[Entries taken from a collection]
◇ ◇ ◇ ◇ ◇
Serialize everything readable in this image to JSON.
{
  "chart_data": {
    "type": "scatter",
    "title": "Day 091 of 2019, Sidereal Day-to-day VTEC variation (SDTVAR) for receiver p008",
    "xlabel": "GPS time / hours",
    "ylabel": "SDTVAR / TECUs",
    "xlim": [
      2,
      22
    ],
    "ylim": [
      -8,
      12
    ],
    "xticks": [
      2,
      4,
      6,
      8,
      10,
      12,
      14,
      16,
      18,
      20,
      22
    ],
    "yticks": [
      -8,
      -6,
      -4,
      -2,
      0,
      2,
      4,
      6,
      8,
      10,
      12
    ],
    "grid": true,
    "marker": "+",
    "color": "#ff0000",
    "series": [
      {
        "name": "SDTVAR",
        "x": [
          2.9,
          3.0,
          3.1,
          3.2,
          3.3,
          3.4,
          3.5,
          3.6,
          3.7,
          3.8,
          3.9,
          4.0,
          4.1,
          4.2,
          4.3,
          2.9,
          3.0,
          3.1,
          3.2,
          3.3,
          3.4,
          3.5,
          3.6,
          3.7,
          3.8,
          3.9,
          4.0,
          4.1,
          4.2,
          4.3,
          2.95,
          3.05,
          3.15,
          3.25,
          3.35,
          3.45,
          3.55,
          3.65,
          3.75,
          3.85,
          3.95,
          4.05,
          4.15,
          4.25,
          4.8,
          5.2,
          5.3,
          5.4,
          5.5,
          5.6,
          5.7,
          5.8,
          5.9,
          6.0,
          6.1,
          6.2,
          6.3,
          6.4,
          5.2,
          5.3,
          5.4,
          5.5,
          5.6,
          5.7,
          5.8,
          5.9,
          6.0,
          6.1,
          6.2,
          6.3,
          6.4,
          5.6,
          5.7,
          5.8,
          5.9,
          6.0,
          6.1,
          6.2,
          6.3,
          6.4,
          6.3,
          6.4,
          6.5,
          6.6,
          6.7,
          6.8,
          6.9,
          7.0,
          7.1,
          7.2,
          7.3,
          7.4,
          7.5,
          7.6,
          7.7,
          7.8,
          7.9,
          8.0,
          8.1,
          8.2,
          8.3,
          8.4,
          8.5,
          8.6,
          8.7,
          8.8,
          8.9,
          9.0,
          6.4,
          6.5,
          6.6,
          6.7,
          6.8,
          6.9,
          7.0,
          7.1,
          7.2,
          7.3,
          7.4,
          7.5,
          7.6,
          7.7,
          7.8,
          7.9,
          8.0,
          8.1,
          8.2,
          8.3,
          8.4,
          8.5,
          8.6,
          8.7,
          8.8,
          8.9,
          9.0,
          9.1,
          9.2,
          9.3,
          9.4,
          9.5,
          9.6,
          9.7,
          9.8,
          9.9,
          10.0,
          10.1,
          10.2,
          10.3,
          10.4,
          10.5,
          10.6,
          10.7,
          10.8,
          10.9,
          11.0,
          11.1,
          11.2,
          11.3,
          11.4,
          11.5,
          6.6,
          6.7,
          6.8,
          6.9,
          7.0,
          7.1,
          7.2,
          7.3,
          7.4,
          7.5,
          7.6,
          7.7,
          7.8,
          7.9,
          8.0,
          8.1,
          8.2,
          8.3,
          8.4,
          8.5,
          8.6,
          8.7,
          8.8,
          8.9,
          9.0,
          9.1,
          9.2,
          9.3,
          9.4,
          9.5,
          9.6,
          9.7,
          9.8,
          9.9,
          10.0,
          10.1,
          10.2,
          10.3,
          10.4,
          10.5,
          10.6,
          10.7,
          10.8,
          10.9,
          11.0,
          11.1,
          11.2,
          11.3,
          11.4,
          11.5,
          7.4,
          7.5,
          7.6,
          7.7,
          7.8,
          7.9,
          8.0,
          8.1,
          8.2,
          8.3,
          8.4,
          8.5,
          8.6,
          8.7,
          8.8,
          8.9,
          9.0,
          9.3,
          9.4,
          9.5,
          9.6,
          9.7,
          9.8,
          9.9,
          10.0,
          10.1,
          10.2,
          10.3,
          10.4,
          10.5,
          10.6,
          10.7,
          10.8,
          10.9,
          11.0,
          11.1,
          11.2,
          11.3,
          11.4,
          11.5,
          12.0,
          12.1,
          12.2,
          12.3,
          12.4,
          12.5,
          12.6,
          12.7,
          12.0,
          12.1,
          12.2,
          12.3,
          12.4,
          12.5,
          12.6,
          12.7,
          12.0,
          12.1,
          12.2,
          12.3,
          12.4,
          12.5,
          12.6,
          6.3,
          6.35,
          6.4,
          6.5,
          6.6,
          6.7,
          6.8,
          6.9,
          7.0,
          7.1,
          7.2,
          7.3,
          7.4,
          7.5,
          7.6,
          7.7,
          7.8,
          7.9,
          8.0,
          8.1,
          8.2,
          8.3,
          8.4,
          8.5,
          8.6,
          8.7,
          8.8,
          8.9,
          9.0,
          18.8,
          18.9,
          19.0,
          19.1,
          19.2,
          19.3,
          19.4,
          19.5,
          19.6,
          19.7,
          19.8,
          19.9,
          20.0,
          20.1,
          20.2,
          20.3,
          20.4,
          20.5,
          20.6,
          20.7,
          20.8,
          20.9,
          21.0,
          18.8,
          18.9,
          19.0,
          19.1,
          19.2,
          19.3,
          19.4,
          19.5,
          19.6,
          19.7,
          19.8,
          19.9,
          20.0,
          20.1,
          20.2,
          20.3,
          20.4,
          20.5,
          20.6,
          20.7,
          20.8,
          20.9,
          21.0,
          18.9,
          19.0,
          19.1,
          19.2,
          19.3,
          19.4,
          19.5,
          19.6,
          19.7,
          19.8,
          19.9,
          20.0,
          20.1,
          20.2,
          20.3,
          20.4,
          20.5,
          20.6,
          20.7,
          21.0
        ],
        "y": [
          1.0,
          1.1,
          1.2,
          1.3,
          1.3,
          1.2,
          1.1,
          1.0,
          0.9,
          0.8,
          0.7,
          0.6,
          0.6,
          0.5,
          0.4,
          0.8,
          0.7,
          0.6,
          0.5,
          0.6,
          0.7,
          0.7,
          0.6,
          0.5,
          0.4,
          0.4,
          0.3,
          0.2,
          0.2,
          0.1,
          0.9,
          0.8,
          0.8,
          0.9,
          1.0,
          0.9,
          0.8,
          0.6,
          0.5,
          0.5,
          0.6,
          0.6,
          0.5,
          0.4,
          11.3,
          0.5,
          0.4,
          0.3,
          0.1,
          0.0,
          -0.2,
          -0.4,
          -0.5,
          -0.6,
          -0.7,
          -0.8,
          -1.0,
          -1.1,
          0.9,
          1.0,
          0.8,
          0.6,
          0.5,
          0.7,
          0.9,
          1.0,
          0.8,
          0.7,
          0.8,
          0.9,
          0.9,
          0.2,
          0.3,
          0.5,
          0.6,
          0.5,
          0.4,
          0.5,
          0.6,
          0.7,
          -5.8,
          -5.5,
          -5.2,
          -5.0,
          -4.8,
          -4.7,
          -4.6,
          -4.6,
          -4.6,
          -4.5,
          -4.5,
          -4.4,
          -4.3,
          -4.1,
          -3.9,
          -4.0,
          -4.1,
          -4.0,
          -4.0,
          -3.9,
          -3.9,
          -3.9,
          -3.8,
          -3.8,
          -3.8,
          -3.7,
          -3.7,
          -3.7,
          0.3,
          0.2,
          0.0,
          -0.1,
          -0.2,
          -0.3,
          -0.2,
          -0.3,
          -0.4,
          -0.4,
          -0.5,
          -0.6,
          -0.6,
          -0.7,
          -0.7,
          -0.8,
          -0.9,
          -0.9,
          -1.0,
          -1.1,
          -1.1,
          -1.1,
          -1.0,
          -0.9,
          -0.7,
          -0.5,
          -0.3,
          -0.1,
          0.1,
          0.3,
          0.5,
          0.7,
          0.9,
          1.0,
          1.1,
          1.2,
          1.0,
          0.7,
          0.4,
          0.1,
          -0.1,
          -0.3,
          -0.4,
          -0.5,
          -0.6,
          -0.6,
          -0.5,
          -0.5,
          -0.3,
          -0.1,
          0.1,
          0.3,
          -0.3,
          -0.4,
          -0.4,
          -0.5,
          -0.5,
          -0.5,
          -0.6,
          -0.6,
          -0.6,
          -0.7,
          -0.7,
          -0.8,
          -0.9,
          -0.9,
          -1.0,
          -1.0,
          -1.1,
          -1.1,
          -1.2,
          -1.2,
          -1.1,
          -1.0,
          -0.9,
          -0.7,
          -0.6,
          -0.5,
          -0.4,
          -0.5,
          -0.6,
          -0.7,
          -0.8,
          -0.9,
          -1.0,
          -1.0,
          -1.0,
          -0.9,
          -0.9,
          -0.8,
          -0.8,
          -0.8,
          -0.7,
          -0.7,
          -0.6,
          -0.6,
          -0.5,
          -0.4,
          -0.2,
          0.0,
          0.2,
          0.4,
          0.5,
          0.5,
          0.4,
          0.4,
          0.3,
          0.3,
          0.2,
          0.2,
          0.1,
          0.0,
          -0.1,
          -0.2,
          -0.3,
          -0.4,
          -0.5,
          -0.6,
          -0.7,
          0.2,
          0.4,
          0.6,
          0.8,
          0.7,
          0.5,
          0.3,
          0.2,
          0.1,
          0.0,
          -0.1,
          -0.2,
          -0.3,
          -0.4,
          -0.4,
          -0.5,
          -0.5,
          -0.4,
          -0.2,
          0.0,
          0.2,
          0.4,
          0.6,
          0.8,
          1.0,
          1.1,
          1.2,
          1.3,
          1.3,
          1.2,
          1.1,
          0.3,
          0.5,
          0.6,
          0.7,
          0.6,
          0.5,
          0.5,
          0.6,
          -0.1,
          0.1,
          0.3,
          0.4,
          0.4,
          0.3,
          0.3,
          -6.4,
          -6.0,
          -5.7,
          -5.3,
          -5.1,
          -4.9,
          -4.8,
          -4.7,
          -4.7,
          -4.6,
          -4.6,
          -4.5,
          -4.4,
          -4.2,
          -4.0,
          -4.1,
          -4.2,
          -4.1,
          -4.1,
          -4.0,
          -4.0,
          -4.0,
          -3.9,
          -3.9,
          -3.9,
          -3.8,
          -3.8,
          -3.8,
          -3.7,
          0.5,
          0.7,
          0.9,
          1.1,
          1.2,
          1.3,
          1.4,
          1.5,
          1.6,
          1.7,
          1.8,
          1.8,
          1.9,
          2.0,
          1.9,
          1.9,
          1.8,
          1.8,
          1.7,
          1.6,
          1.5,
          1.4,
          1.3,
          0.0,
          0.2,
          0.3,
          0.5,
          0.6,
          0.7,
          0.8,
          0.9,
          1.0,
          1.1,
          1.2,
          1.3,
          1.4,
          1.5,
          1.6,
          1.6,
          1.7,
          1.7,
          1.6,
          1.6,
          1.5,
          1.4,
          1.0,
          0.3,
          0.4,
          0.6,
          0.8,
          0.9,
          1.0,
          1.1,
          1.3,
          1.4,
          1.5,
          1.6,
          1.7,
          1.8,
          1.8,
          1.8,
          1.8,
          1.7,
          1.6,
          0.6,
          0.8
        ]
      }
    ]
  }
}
◇ ◇ ◇ ◇ ◇
## [WRITTEN REQUEST]
Scan the records above for the string "SDTVAR", then report every line that contains it.

## [RESPONSE TO THIS TASK]
    "title": "Day 091 of 2019, Sidereal Day-to-day VTEC variation (SDTVAR) for receiver p008",
    "ylabel": "SDTVAR / TECUs",
        "name": "SDTVAR",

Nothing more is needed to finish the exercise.